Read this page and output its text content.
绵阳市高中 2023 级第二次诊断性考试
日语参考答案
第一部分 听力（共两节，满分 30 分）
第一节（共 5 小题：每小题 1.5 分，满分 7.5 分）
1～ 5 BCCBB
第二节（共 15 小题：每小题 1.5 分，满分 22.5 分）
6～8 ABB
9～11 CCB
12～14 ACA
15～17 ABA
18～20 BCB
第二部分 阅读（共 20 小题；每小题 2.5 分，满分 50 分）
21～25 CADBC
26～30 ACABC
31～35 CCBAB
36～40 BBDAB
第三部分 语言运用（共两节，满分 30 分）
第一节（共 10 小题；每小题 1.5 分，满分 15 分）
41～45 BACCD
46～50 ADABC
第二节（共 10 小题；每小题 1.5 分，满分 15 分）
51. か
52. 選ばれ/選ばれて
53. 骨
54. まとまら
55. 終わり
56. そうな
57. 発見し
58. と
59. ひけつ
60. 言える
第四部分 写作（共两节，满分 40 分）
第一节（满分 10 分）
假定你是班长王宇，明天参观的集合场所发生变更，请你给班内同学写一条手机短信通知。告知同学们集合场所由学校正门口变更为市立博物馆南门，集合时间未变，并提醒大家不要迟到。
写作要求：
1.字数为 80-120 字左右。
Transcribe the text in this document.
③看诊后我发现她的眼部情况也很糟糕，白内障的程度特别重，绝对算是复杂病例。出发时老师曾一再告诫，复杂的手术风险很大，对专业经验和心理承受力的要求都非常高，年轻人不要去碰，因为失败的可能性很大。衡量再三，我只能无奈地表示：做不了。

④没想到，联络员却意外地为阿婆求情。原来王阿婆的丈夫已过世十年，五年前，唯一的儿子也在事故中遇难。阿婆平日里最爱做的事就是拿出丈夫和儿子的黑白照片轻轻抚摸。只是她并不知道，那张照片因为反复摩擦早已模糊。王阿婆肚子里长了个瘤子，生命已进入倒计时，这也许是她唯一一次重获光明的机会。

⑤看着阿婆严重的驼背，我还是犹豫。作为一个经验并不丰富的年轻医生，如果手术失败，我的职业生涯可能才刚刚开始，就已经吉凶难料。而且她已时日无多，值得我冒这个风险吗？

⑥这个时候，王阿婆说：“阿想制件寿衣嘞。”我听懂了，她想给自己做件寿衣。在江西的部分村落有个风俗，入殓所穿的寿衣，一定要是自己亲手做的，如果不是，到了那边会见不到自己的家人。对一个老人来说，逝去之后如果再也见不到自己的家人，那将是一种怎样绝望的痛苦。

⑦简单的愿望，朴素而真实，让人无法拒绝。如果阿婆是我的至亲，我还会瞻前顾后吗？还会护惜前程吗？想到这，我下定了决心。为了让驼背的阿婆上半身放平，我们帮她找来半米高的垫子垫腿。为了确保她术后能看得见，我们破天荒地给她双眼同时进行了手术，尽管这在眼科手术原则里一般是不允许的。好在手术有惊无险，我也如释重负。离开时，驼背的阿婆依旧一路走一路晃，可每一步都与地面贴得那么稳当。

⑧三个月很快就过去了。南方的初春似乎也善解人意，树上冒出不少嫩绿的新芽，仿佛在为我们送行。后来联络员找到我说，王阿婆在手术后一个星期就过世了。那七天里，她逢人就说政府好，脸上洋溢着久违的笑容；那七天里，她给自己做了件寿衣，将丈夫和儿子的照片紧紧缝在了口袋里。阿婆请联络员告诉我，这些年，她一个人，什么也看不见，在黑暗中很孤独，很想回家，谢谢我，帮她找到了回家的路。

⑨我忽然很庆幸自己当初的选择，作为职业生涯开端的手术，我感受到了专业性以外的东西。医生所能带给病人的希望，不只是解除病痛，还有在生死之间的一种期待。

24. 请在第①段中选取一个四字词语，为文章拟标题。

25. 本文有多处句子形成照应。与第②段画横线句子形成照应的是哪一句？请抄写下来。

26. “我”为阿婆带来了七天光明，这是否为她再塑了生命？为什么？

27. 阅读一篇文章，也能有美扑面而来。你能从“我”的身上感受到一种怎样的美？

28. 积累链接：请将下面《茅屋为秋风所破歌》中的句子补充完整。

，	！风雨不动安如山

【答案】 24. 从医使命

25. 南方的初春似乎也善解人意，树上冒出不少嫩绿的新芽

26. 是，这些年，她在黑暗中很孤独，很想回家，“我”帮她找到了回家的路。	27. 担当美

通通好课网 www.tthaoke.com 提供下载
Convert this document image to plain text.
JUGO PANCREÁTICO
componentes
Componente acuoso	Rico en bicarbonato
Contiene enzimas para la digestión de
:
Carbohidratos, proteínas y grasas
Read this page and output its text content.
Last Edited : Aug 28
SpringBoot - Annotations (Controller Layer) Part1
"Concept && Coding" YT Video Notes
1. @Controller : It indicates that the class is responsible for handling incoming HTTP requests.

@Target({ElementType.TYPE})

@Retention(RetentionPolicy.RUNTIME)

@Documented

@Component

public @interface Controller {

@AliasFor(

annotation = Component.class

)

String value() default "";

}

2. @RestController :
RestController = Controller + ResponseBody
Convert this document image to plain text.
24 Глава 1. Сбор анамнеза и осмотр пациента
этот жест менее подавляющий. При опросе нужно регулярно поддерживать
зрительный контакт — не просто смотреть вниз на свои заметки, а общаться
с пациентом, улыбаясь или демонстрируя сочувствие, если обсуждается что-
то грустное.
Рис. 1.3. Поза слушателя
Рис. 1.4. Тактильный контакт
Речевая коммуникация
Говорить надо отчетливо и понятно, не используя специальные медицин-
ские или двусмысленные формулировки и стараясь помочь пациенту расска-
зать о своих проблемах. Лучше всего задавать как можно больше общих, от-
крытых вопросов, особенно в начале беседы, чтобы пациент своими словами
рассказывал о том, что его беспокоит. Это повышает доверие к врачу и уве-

Problem — Pick out all the lines with the word "class" in them and copy them.

Solution for this problem —
1. @Controller : It indicates that the class is responsible for handling incoming HTTP requests.
annotation = Component.class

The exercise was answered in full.